TASK GOAL: Print every entry, word for word, and skip the images.

--- STORED ROWS ---

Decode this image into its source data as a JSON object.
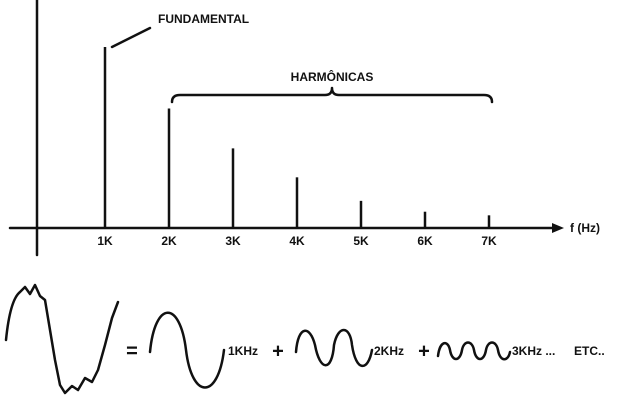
{
  "chart_data": {
    "type": "stem",
    "categories": [
      "1K",
      "2K",
      "3K",
      "4K",
      "5K",
      "6K",
      "7K"
    ],
    "values": [
      100,
      66,
      44,
      28,
      15,
      9,
      7
    ],
    "ylim": [
      0,
      100
    ],
    "xlabel": "f (Hz)",
    "annotations": [
      "FUNDAMENTAL",
      "HARMÔNICAS"
    ],
    "color": "#111111",
    "equation": [
      "=",
      "1KHz",
      "+",
      "2KHz",
      "+",
      "3KHz ...",
      "ETC.."
    ]
  }
}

---

EXPECTED ANSWER:
Decode this image into its source data as a JSON object.
{
  "chart_data": {
    "type": "stem",
    "categories": [
      "1K",
      "2K",
      "3K",
      "4K",
      "5K",
      "6K",
      "7K"
    ],
    "values": [
      100,
      66,
      44,
      28,
      15,
      9,
      7
    ],
    "ylim": [
      0,
      100
    ],
    "xlabel": "f (Hz)",
    "annotations": [
      "FUNDAMENTAL",
      "HARMÔNICAS"
    ],
    "color": "#111111",
    "equation": [
      "=",
      "1KHz",
      "+",
      "2KHz",
      "+",
      "3KHz ...",
      "ETC.."
    ]
  }
}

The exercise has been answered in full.